To do -
The records below are split into lines. How many of those lines contain the string "thuật"? Reply with the number only.

[Stored data]
====================
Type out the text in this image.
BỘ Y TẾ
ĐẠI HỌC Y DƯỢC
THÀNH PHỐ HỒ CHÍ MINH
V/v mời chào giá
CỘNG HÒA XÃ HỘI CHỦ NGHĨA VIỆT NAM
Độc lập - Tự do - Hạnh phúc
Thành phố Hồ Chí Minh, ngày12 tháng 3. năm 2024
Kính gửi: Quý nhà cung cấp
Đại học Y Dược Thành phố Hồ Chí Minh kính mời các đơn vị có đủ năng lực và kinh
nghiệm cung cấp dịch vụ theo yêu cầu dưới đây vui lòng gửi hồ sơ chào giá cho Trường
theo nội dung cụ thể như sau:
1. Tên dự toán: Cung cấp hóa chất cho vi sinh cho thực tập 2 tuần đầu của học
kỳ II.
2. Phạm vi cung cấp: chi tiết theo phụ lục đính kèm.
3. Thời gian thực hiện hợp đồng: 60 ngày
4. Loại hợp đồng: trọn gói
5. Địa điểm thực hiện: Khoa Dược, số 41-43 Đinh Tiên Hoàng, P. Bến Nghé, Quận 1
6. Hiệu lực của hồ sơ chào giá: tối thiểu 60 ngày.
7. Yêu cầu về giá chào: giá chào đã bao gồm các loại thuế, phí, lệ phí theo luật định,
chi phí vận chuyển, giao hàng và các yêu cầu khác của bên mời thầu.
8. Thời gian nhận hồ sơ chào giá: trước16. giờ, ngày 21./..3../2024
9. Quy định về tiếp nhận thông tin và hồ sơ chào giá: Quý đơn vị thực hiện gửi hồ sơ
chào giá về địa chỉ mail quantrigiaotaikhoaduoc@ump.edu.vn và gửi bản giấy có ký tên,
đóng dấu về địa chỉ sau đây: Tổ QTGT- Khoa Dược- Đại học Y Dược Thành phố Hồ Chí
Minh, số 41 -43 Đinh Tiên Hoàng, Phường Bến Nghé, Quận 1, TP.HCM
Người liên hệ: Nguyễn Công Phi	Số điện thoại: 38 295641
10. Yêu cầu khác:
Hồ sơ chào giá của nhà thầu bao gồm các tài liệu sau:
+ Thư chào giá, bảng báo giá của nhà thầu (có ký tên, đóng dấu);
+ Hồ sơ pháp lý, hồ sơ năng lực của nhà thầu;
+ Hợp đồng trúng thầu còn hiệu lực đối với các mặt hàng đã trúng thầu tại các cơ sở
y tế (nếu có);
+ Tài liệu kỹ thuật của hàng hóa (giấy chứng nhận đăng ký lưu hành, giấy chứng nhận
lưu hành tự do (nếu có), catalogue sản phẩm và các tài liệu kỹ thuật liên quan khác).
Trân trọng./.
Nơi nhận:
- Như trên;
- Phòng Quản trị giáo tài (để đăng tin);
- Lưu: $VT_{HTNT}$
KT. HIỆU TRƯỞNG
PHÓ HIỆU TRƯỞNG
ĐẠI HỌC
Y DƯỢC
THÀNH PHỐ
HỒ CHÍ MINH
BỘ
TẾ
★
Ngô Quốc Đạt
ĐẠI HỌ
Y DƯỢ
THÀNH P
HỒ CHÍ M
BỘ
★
====================
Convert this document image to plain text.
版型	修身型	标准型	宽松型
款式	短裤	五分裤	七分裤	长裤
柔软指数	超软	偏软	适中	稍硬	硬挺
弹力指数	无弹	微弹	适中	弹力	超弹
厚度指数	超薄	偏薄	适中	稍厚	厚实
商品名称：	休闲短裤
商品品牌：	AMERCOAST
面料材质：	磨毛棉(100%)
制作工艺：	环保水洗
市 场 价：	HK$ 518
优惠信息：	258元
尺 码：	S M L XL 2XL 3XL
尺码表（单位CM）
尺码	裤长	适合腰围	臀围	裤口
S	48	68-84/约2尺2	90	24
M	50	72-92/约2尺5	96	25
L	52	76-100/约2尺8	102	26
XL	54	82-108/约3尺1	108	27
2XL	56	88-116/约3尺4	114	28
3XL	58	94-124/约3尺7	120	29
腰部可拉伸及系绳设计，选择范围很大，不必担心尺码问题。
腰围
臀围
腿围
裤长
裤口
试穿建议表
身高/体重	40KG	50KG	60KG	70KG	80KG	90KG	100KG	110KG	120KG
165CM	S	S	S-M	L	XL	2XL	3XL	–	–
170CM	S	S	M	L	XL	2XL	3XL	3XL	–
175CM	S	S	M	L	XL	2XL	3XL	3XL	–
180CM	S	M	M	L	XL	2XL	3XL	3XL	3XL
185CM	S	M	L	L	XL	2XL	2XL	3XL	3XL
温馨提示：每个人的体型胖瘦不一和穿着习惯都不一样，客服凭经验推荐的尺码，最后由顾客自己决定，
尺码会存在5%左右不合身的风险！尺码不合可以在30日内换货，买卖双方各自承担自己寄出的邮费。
====================
Task solution -
2